» SUPPLIED MATERIAL
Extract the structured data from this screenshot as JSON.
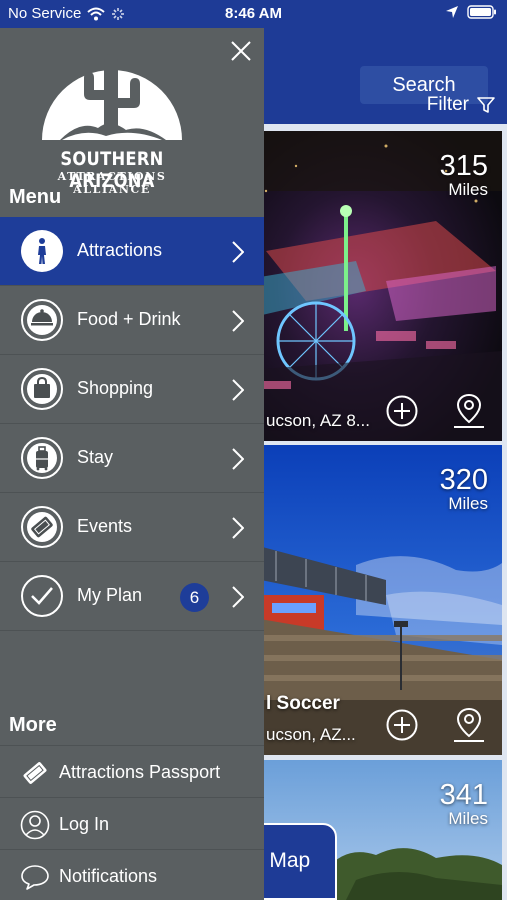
{
  "status_bar": {
    "carrier": "No Service",
    "time": "8:46 AM"
  },
  "header": {
    "search_label": "Search",
    "filter_label": "Filter"
  },
  "cards": [
    {
      "distance": "315",
      "unit": "Miles",
      "title": "",
      "address": "ucson, AZ 8..."
    },
    {
      "distance": "320",
      "unit": "Miles",
      "title": "l Soccer",
      "address": "ucson, AZ..."
    },
    {
      "distance": "341",
      "unit": "Miles",
      "title": "",
      "address": ""
    }
  ],
  "view_map_label": "v Map",
  "drawer": {
    "logo_line1": "SOUTHERN ARIZONA",
    "logo_line2": "ATTRACTIONS ALLIANCE",
    "menu_heading": "Menu",
    "menu_items": [
      {
        "label": "Attractions",
        "icon": "walking-person-icon",
        "active": true
      },
      {
        "label": "Food + Drink",
        "icon": "food-cloche-icon"
      },
      {
        "label": "Shopping",
        "icon": "shopping-bag-icon"
      },
      {
        "label": "Stay",
        "icon": "luggage-icon"
      },
      {
        "label": "Events",
        "icon": "ticket-icon"
      },
      {
        "label": "My Plan",
        "icon": "check-circle-icon",
        "badge": "6"
      }
    ],
    "more_heading": "More",
    "more_items": [
      {
        "label": "Attractions Passport",
        "icon": "passport-ticket-icon"
      },
      {
        "label": "Log In",
        "icon": "user-icon"
      },
      {
        "label": "Notifications",
        "icon": "chat-bubble-icon"
      }
    ]
  },
  "colors": {
    "brand_blue": "#1e3d99",
    "drawer_gray": "#5a5f61"
  }
}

» WHAT NEEDS TO BE DONE
Pictures are excluded; copy all other data exactly as shown.

» OUTPUT OF THE EXERCISE
Extract the structured data from this screenshot as JSON.
{
  "status_bar": {
    "carrier": "No Service",
    "time": "8:46 AM"
  },
  "header": {
    "search_label": "Search",
    "filter_label": "Filter"
  },
  "cards": [
    {
      "distance": "315",
      "unit": "Miles",
      "title": "",
      "address": "ucson, AZ 8..."
    },
    {
      "distance": "320",
      "unit": "Miles",
      "title": "l Soccer",
      "address": "ucson, AZ..."
    },
    {
      "distance": "341",
      "unit": "Miles",
      "title": "",
      "address": ""
    }
  ],
  "view_map_label": "v Map",
  "drawer": {
    "logo_line1": "SOUTHERN ARIZONA",
    "logo_line2": "ATTRACTIONS ALLIANCE",
    "menu_heading": "Menu",
    "menu_items": [
      {
        "label": "Attractions",
        "icon": "walking-person-icon",
        "active": true
      },
      {
        "label": "Food + Drink",
        "icon": "food-cloche-icon"
      },
      {
        "label": "Shopping",
        "icon": "shopping-bag-icon"
      },
      {
        "label": "Stay",
        "icon": "luggage-icon"
      },
      {
        "label": "Events",
        "icon": "ticket-icon"
      },
      {
        "label": "My Plan",
        "icon": "check-circle-icon",
        "badge": "6"
      }
    ],
    "more_heading": "More",
    "more_items": [
      {
        "label": "Attractions Passport",
        "icon": "passport-ticket-icon"
      },
      {
        "label": "Log In",
        "icon": "user-icon"
      },
      {
        "label": "Notifications",
        "icon": "chat-bubble-icon"
      }
    ]
  },
  "colors": {
    "brand_blue": "#1e3d99",
    "drawer_gray": "#5a5f61"
  }
}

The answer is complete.